Written instruction: Find how many lines in the material contain "name"; your answer should be that number alone.

(Stored data entries)
════════════════
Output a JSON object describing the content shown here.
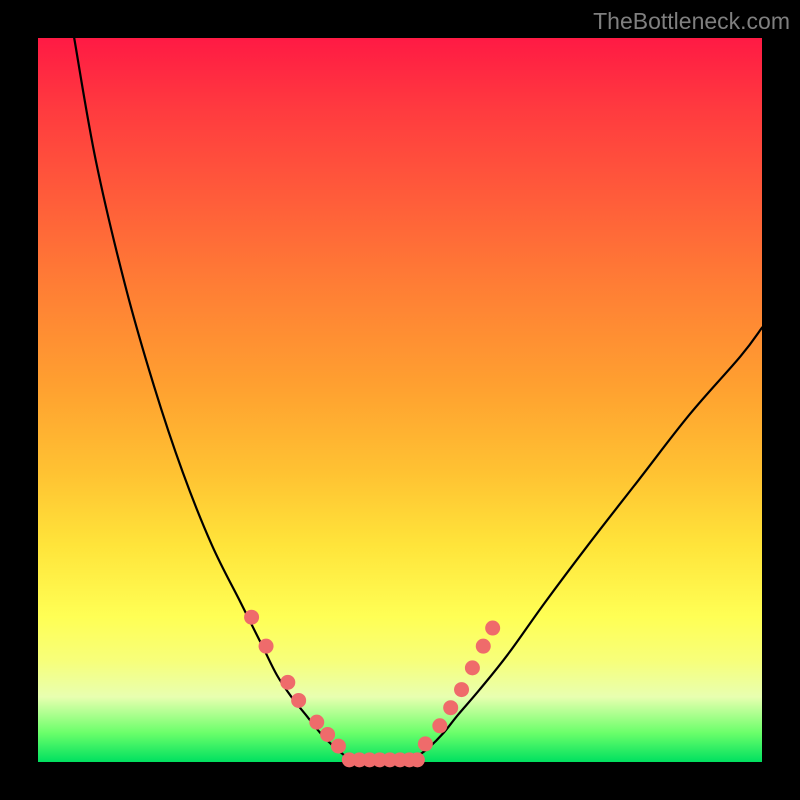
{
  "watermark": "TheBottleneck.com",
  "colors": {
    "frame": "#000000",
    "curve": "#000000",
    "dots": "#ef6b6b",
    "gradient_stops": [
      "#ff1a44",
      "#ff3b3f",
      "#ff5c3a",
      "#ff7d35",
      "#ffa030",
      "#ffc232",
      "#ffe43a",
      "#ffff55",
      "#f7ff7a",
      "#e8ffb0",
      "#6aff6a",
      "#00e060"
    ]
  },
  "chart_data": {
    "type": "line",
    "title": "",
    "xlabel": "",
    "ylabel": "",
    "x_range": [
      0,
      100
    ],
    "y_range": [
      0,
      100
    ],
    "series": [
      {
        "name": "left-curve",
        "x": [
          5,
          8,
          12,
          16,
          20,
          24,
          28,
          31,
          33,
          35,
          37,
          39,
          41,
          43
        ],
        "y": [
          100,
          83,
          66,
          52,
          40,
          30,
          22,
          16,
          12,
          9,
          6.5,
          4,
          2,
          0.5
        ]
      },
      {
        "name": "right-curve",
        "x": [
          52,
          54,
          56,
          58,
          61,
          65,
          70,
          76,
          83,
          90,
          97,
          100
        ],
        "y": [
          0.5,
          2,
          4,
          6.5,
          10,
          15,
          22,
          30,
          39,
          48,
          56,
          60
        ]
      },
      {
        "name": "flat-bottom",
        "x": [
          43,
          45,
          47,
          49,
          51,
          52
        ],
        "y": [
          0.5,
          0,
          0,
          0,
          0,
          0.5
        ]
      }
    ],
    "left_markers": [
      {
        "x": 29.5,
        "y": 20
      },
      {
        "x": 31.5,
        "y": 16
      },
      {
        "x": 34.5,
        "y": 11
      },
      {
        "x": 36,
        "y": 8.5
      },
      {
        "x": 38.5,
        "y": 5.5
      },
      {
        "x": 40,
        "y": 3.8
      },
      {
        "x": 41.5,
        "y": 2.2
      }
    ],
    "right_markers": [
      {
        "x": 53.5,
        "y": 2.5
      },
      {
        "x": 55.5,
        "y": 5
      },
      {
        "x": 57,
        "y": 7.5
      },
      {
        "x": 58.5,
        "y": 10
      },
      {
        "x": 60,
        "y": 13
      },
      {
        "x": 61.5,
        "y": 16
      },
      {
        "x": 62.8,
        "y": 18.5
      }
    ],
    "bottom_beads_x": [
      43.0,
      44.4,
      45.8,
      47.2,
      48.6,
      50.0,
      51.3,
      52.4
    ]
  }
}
════════════════
Final result: 3